─── Records provided ───
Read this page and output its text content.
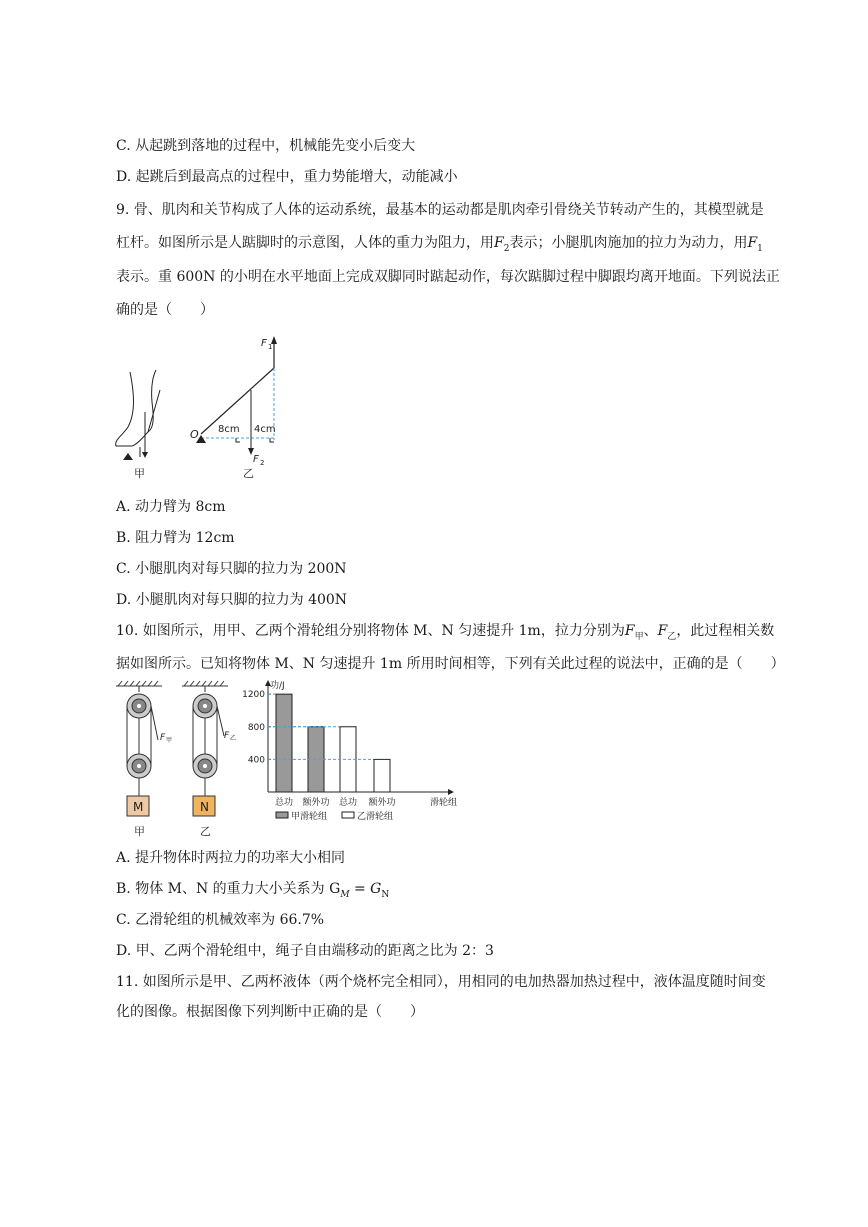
C. 从起跳到落地的过程中，机械能先变小后变大
D. 起跳后到最高点的过程中，重力势能增大，动能减小
9. 骨、肌肉和关节构成了人体的运动系统，最基本的运动都是肌肉牵引骨绕关节转动产生的，其模型就是
杠杆。如图所示是人踮脚时的示意图，人体的重力为阻力，用$F_2$表示；小腿肌肉施加的拉力为动力，用$F_1$
表示。重 600N 的小明在水平地面上完成双脚同时踮起动作，每次踮脚过程中脚跟均离开地面。下列说法正
确的是（　　）
甲
O 8cm 4cm
F 1
F 2
乙
A. 动力臂为 8cm
B. 阻力臂为 12cm
C. 小腿肌肉对每只脚的拉力为 200N
D. 小腿肌肉对每只脚的拉力为 400N
10. 如图所示，用甲、乙两个滑轮组分别将物体 M、N 匀速提升 1m，拉力分别为$F_甲$、$F_乙$，此过程相关数
据如图所示。已知将物体 M、N 匀速提升 1m 所用时间相等，下列有关此过程的说法中，正确的是（　　）
M
甲
F 甲
N
乙
F 乙
功/J
滑轮组
400
800
1200
总功 额外功 总功 额外功
甲滑轮组	乙滑轮组
A. 提升物体时两拉力的功率大小相同
B. 物体 M、N 的重力大小关系为 $G_M = G_N$
C. 乙滑轮组的机械效率为 66.7%
D. 甲、乙两个滑轮组中，绳子自由端移动的距离之比为 2：3
11. 如图所示是甲、乙两杯液体（两个烧杯完全相同），用相同的电加热器加热过程中，液体温度随时间变
化的图像。根据图像下列判断中正确的是（　　）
───
**Task instructions:** Search the lines above for the string "匀速提升", then show every one that has it.

**Exercise output:**
10. 如图所示，用甲、乙两个滑轮组分别将物体 M、N 匀速提升 1m，拉力分别为$F_甲$、$F_乙$，此过程相关数
据如图所示。已知将物体 M、N 匀速提升 1m 所用时间相等，下列有关此过程的说法中，正确的是（　　）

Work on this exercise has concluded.